═════ Data rows
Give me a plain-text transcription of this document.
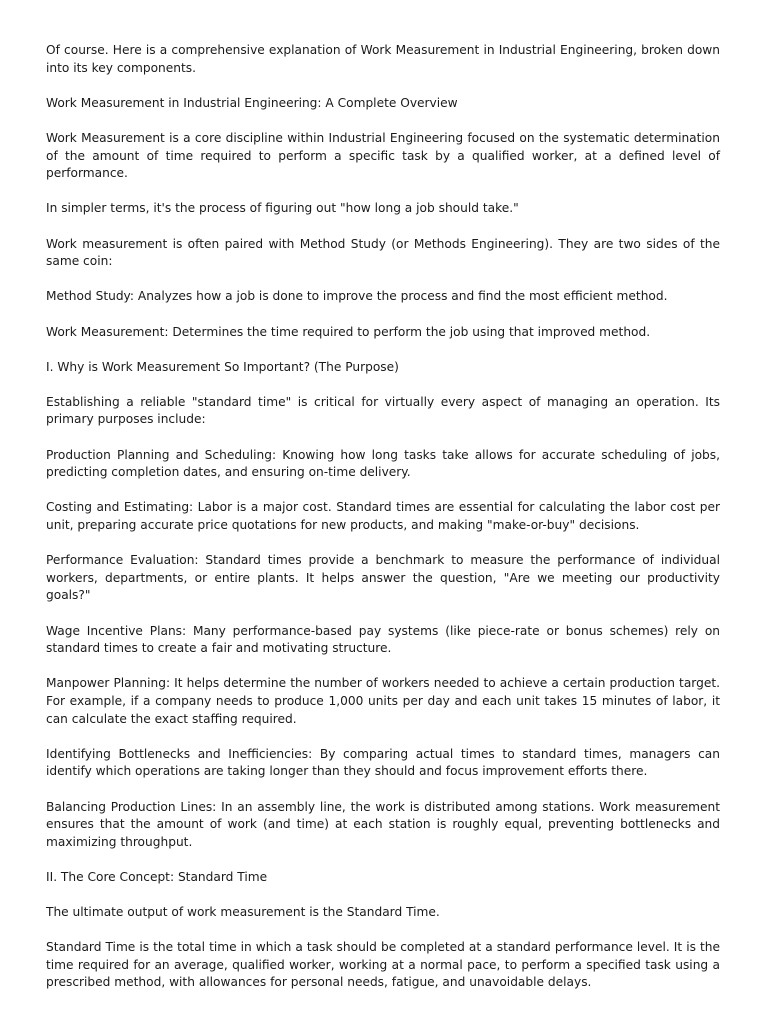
Of course. Here is a comprehensive explanation of Work Measurement in Industrial Engineering, broken down into its key components.

Work Measurement in Industrial Engineering: A Complete Overview

Work Measurement is a core discipline within Industrial Engineering focused on the systematic determination of the amount of time required to perform a specific task by a qualified worker, at a defined level of performance.

In simpler terms, it's the process of figuring out "how long a job should take."

Work measurement is often paired with Method Study (or Methods Engineering). They are two sides of the same coin:

Method Study: Analyzes how a job is done to improve the process and find the most efficient method.

Work Measurement: Determines the time required to perform the job using that improved method.

I. Why is Work Measurement So Important? (The Purpose)

Establishing a reliable "standard time" is critical for virtually every aspect of managing an operation. Its primary purposes include:

Production Planning and Scheduling: Knowing how long tasks take allows for accurate scheduling of jobs, predicting completion dates, and ensuring on-time delivery.

Costing and Estimating: Labor is a major cost. Standard times are essential for calculating the labor cost per unit, preparing accurate price quotations for new products, and making "make-or-buy" decisions.

Performance Evaluation: Standard times provide a benchmark to measure the performance of individual workers, departments, or entire plants. It helps answer the question, "Are we meeting our productivity goals?"

Wage Incentive Plans: Many performance-based pay systems (like piece-rate or bonus schemes) rely on standard times to create a fair and motivating structure.

Manpower Planning: It helps determine the number of workers needed to achieve a certain production target. For example, if a company needs to produce 1,000 units per day and each unit takes 15 minutes of labor, it can calculate the exact staffing required.

Identifying Bottlenecks and Inefficiencies: By comparing actual times to standard times, managers can identify which operations are taking longer than they should and focus improvement efforts there.

Balancing Production Lines: In an assembly line, the work is distributed among stations. Work measurement ensures that the amount of work (and time) at each station is roughly equal, preventing bottlenecks and maximizing throughput.

II. The Core Concept: Standard Time

The ultimate output of work measurement is the Standard Time.

Standard Time is the total time in which a task should be completed at a standard performance level. It is the time required for an average, qualified worker, working at a normal pace, to perform a specified task using a prescribed method, with allowances for personal needs, fatigue, and unavoidable delays.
══════════
--- Objective ---
Scan the lines above for "unit", then copy every one that has it.

--- Correct output ---
Costing and Estimating: Labor is a major cost. Standard times are essential for calculating the labor cost per unit, preparing accurate price quotations for new products, and making "make-or-buy" decisions.
Manpower Planning: It helps determine the number of workers needed to achieve a certain production target. For example, if a company needs to produce 1,000 units per day and each unit takes 15 minutes of labor, it can calculate the exact staffing required.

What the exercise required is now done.